Repeat, exactly and completely, the material that follows. Omit the pictures.

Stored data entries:
━━━━━━━━━━━━━━━━━━━━
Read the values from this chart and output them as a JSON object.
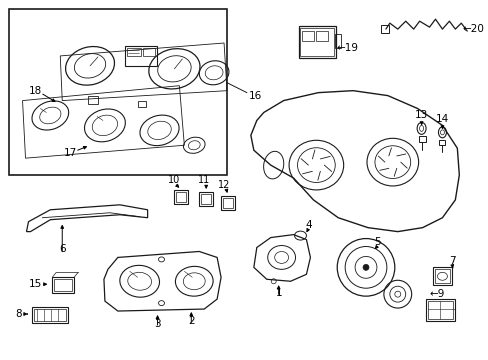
{
  "background_color": "#ffffff",
  "line_color": "#1a1a1a",
  "fig_width": 4.89,
  "fig_height": 3.6,
  "dpi": 100
}
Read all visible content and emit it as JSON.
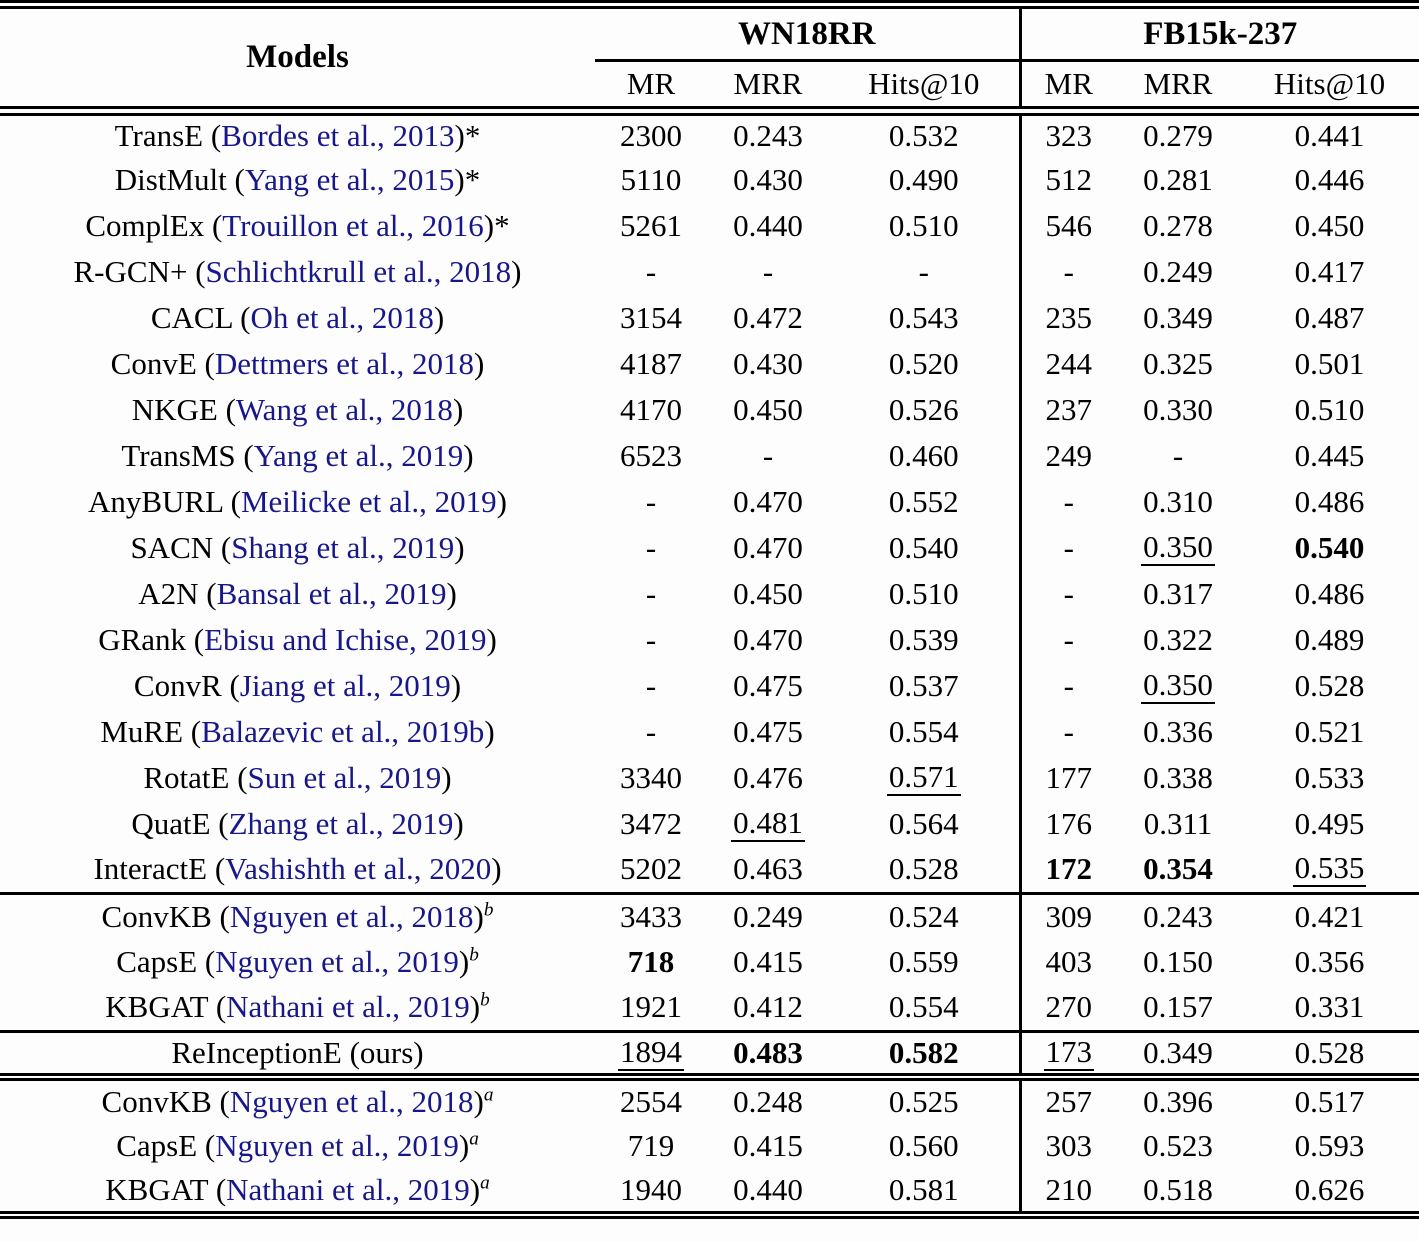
{
  "page": {
    "background": "#fdfdfd"
  },
  "table": {
    "colors": {
      "citation_link": "#17178a",
      "text": "#000000",
      "rule": "#000000"
    },
    "header": {
      "models_label": "Models",
      "groups": [
        {
          "label": "WN18RR"
        },
        {
          "label": "FB15k-237"
        }
      ],
      "metrics": [
        "MR",
        "MRR",
        "Hits@10"
      ]
    },
    "sections": [
      {
        "separator": "none",
        "rows": [
          {
            "model": "TransE",
            "citation": "Bordes et al., 2013",
            "star": "*",
            "sup": "",
            "cells": [
              "2300",
              "0.243",
              "0.532",
              "323",
              "0.279",
              "0.441"
            ]
          },
          {
            "model": "DistMult",
            "citation": "Yang et al., 2015",
            "star": "*",
            "sup": "",
            "cells": [
              "5110",
              "0.430",
              "0.490",
              "512",
              "0.281",
              "0.446"
            ]
          },
          {
            "model": "ComplEx",
            "citation": "Trouillon et al., 2016",
            "star": "*",
            "sup": "",
            "cells": [
              "5261",
              "0.440",
              "0.510",
              "546",
              "0.278",
              "0.450"
            ]
          },
          {
            "model": "R-GCN+",
            "citation": "Schlichtkrull et al., 2018",
            "star": "",
            "sup": "",
            "cells": [
              "-",
              "-",
              "-",
              "-",
              "0.249",
              "0.417"
            ]
          },
          {
            "model": "CACL",
            "citation": "Oh et al., 2018",
            "star": "",
            "sup": "",
            "cells": [
              "3154",
              "0.472",
              "0.543",
              "235",
              "0.349",
              "0.487"
            ]
          },
          {
            "model": "ConvE",
            "citation": "Dettmers et al., 2018",
            "star": "",
            "sup": "",
            "cells": [
              "4187",
              "0.430",
              "0.520",
              "244",
              "0.325",
              "0.501"
            ]
          },
          {
            "model": "NKGE",
            "citation": "Wang et al., 2018",
            "star": "",
            "sup": "",
            "cells": [
              "4170",
              "0.450",
              "0.526",
              "237",
              "0.330",
              "0.510"
            ]
          },
          {
            "model": "TransMS",
            "citation": "Yang et al., 2019",
            "star": "",
            "sup": "",
            "cells": [
              "6523",
              "-",
              "0.460",
              "249",
              "-",
              "0.445"
            ]
          },
          {
            "model": "AnyBURL",
            "citation": "Meilicke et al., 2019",
            "star": "",
            "sup": "",
            "cells": [
              "-",
              "0.470",
              "0.552",
              "-",
              "0.310",
              "0.486"
            ]
          },
          {
            "model": "SACN",
            "citation": "Shang et al., 2019",
            "star": "",
            "sup": "",
            "cells": [
              "-",
              "0.470",
              "0.540",
              "-",
              {
                "v": "0.350",
                "style": "underline"
              },
              {
                "v": "0.540",
                "style": "bold"
              }
            ]
          },
          {
            "model": "A2N",
            "citation": "Bansal et al., 2019",
            "star": "",
            "sup": "",
            "cells": [
              "-",
              "0.450",
              "0.510",
              "-",
              "0.317",
              "0.486"
            ]
          },
          {
            "model": "GRank",
            "citation": "Ebisu and Ichise, 2019",
            "star": "",
            "sup": "",
            "cells": [
              "-",
              "0.470",
              "0.539",
              "-",
              "0.322",
              "0.489"
            ]
          },
          {
            "model": "ConvR",
            "citation": "Jiang et al., 2019",
            "star": "",
            "sup": "",
            "cells": [
              "-",
              "0.475",
              "0.537",
              "-",
              {
                "v": "0.350",
                "style": "underline"
              },
              "0.528"
            ]
          },
          {
            "model": "MuRE",
            "citation": "Balazevic et al., 2019b",
            "star": "",
            "sup": "",
            "cells": [
              "-",
              "0.475",
              "0.554",
              "-",
              "0.336",
              "0.521"
            ]
          },
          {
            "model": "RotatE",
            "citation": "Sun et al., 2019",
            "star": "",
            "sup": "",
            "cells": [
              "3340",
              "0.476",
              {
                "v": "0.571",
                "style": "underline"
              },
              "177",
              "0.338",
              "0.533"
            ]
          },
          {
            "model": "QuatE",
            "citation": "Zhang et al., 2019",
            "star": "",
            "sup": "",
            "cells": [
              "3472",
              {
                "v": "0.481",
                "style": "underline"
              },
              "0.564",
              "176",
              "0.311",
              "0.495"
            ]
          },
          {
            "model": "InteractE",
            "citation": "Vashishth et al., 2020",
            "star": "",
            "sup": "",
            "cells": [
              "5202",
              "0.463",
              "0.528",
              {
                "v": "172",
                "style": "bold"
              },
              {
                "v": "0.354",
                "style": "bold"
              },
              {
                "v": "0.535",
                "style": "underline"
              }
            ]
          }
        ]
      },
      {
        "separator": "single",
        "rows": [
          {
            "model": "ConvKB",
            "citation": "Nguyen et al., 2018",
            "star": "",
            "sup": "b",
            "cells": [
              "3433",
              "0.249",
              "0.524",
              "309",
              "0.243",
              "0.421"
            ]
          },
          {
            "model": "CapsE",
            "citation": "Nguyen et al., 2019",
            "star": "",
            "sup": "b",
            "cells": [
              {
                "v": "718",
                "style": "bold"
              },
              "0.415",
              "0.559",
              "403",
              "0.150",
              "0.356"
            ]
          },
          {
            "model": "KBGAT",
            "citation": "Nathani et al., 2019",
            "star": "",
            "sup": "b",
            "cells": [
              "1921",
              "0.412",
              "0.554",
              "270",
              "0.157",
              "0.331"
            ]
          }
        ]
      },
      {
        "separator": "single",
        "rows": [
          {
            "model": "ReInceptionE (ours)",
            "citation": "",
            "star": "",
            "sup": "",
            "cells": [
              {
                "v": "1894",
                "style": "underline"
              },
              {
                "v": "0.483",
                "style": "bold"
              },
              {
                "v": "0.582",
                "style": "bold"
              },
              {
                "v": "173",
                "style": "underline"
              },
              "0.349",
              "0.528"
            ]
          }
        ]
      },
      {
        "separator": "double",
        "rows": [
          {
            "model": "ConvKB",
            "citation": "Nguyen et al., 2018",
            "star": "",
            "sup": "a",
            "cells": [
              "2554",
              "0.248",
              "0.525",
              "257",
              "0.396",
              "0.517"
            ]
          },
          {
            "model": "CapsE",
            "citation": "Nguyen et al., 2019",
            "star": "",
            "sup": "a",
            "cells": [
              "719",
              "0.415",
              "0.560",
              "303",
              "0.523",
              "0.593"
            ]
          },
          {
            "model": "KBGAT",
            "citation": "Nathani et al., 2019",
            "star": "",
            "sup": "a",
            "cells": [
              "1940",
              "0.440",
              "0.581",
              "210",
              "0.518",
              "0.626"
            ]
          }
        ]
      }
    ]
  }
}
━━━━━━━━━━━━━━━━━━━━
Answer.
Read the values from this chart and output them as a JSON object.
{
  "background_color": "#ffffff",
  "line_color": "#1a1a1a",
  "fig_width": 4.89,
  "fig_height": 3.6,
  "dpi": 100
}
Read all visible content and emit it as JSON.
{
  "page": {
    "background": "#fdfdfd"
  },
  "table": {
    "colors": {
      "citation_link": "#17178a",
      "text": "#000000",
      "rule": "#000000"
    },
    "header": {
      "models_label": "Models",
      "groups": [
        {
          "label": "WN18RR"
        },
        {
          "label": "FB15k-237"
        }
      ],
      "metrics": [
        "MR",
        "MRR",
        "Hits@10"
      ]
    },
    "sections": [
      {
        "separator": "none",
        "rows": [
          {
            "model": "TransE",
            "citation": "Bordes et al., 2013",
            "star": "*",
            "sup": "",
            "cells": [
              "2300",
              "0.243",
              "0.532",
              "323",
              "0.279",
              "0.441"
            ]
          },
          {
            "model": "DistMult",
            "citation": "Yang et al., 2015",
            "star": "*",
            "sup": "",
            "cells": [
              "5110",
              "0.430",
              "0.490",
              "512",
              "0.281",
              "0.446"
            ]
          },
          {
            "model": "ComplEx",
            "citation": "Trouillon et al., 2016",
            "star": "*",
            "sup": "",
            "cells": [
              "5261",
              "0.440",
              "0.510",
              "546",
              "0.278",
              "0.450"
            ]
          },
          {
            "model": "R-GCN+",
            "citation": "Schlichtkrull et al., 2018",
            "star": "",
            "sup": "",
            "cells": [
              "-",
              "-",
              "-",
              "-",
              "0.249",
              "0.417"
            ]
          },
          {
            "model": "CACL",
            "citation": "Oh et al., 2018",
            "star": "",
            "sup": "",
            "cells": [
              "3154",
              "0.472",
              "0.543",
              "235",
              "0.349",
              "0.487"
            ]
          },
          {
            "model": "ConvE",
            "citation": "Dettmers et al., 2018",
            "star": "",
            "sup": "",
            "cells": [
              "4187",
              "0.430",
              "0.520",
              "244",
              "0.325",
              "0.501"
            ]
          },
          {
            "model": "NKGE",
            "citation": "Wang et al., 2018",
            "star": "",
            "sup": "",
            "cells": [
              "4170",
              "0.450",
              "0.526",
              "237",
              "0.330",
              "0.510"
            ]
          },
          {
            "model": "TransMS",
            "citation": "Yang et al., 2019",
            "star": "",
            "sup": "",
            "cells": [
              "6523",
              "-",
              "0.460",
              "249",
              "-",
              "0.445"
            ]
          },
          {
            "model": "AnyBURL",
            "citation": "Meilicke et al., 2019",
            "star": "",
            "sup": "",
            "cells": [
              "-",
              "0.470",
              "0.552",
              "-",
              "0.310",
              "0.486"
            ]
          },
          {
            "model": "SACN",
            "citation": "Shang et al., 2019",
            "star": "",
            "sup": "",
            "cells": [
              "-",
              "0.470",
              "0.540",
              "-",
              {
                "v": "0.350",
                "style": "underline"
              },
              {
                "v": "0.540",
                "style": "bold"
              }
            ]
          },
          {
            "model": "A2N",
            "citation": "Bansal et al., 2019",
            "star": "",
            "sup": "",
            "cells": [
              "-",
              "0.450",
              "0.510",
              "-",
              "0.317",
              "0.486"
            ]
          },
          {
            "model": "GRank",
            "citation": "Ebisu and Ichise, 2019",
            "star": "",
            "sup": "",
            "cells": [
              "-",
              "0.470",
              "0.539",
              "-",
              "0.322",
              "0.489"
            ]
          },
          {
            "model": "ConvR",
            "citation": "Jiang et al., 2019",
            "star": "",
            "sup": "",
            "cells": [
              "-",
              "0.475",
              "0.537",
              "-",
              {
                "v": "0.350",
                "style": "underline"
              },
              "0.528"
            ]
          },
          {
            "model": "MuRE",
            "citation": "Balazevic et al., 2019b",
            "star": "",
            "sup": "",
            "cells": [
              "-",
              "0.475",
              "0.554",
              "-",
              "0.336",
              "0.521"
            ]
          },
          {
            "model": "RotatE",
            "citation": "Sun et al., 2019",
            "star": "",
            "sup": "",
            "cells": [
              "3340",
              "0.476",
              {
                "v": "0.571",
                "style": "underline"
              },
              "177",
              "0.338",
              "0.533"
            ]
          },
          {
            "model": "QuatE",
            "citation": "Zhang et al., 2019",
            "star": "",
            "sup": "",
            "cells": [
              "3472",
              {
                "v": "0.481",
                "style": "underline"
              },
              "0.564",
              "176",
              "0.311",
              "0.495"
            ]
          },
          {
            "model": "InteractE",
            "citation": "Vashishth et al., 2020",
            "star": "",
            "sup": "",
            "cells": [
              "5202",
              "0.463",
              "0.528",
              {
                "v": "172",
                "style": "bold"
              },
              {
                "v": "0.354",
                "style": "bold"
              },
              {
                "v": "0.535",
                "style": "underline"
              }
            ]
          }
        ]
      },
      {
        "separator": "single",
        "rows": [
          {
            "model": "ConvKB",
            "citation": "Nguyen et al., 2018",
            "star": "",
            "sup": "b",
            "cells": [
              "3433",
              "0.249",
              "0.524",
              "309",
              "0.243",
              "0.421"
            ]
          },
          {
            "model": "CapsE",
            "citation": "Nguyen et al., 2019",
            "star": "",
            "sup": "b",
            "cells": [
              {
                "v": "718",
                "style": "bold"
              },
              "0.415",
              "0.559",
              "403",
              "0.150",
              "0.356"
            ]
          },
          {
            "model": "KBGAT",
            "citation": "Nathani et al., 2019",
            "star": "",
            "sup": "b",
            "cells": [
              "1921",
              "0.412",
              "0.554",
              "270",
              "0.157",
              "0.331"
            ]
          }
        ]
      },
      {
        "separator": "single",
        "rows": [
          {
            "model": "ReInceptionE (ours)",
            "citation": "",
            "star": "",
            "sup": "",
            "cells": [
              {
                "v": "1894",
                "style": "underline"
              },
              {
                "v": "0.483",
                "style": "bold"
              },
              {
                "v": "0.582",
                "style": "bold"
              },
              {
                "v": "173",
                "style": "underline"
              },
              "0.349",
              "0.528"
            ]
          }
        ]
      },
      {
        "separator": "double",
        "rows": [
          {
            "model": "ConvKB",
            "citation": "Nguyen et al., 2018",
            "star": "",
            "sup": "a",
            "cells": [
              "2554",
              "0.248",
              "0.525",
              "257",
              "0.396",
              "0.517"
            ]
          },
          {
            "model": "CapsE",
            "citation": "Nguyen et al., 2019",
            "star": "",
            "sup": "a",
            "cells": [
              "719",
              "0.415",
              "0.560",
              "303",
              "0.523",
              "0.593"
            ]
          },
          {
            "model": "KBGAT",
            "citation": "Nathani et al., 2019",
            "star": "",
            "sup": "a",
            "cells": [
              "1940",
              "0.440",
              "0.581",
              "210",
              "0.518",
              "0.626"
            ]
          }
        ]
      }
    ]
  }
}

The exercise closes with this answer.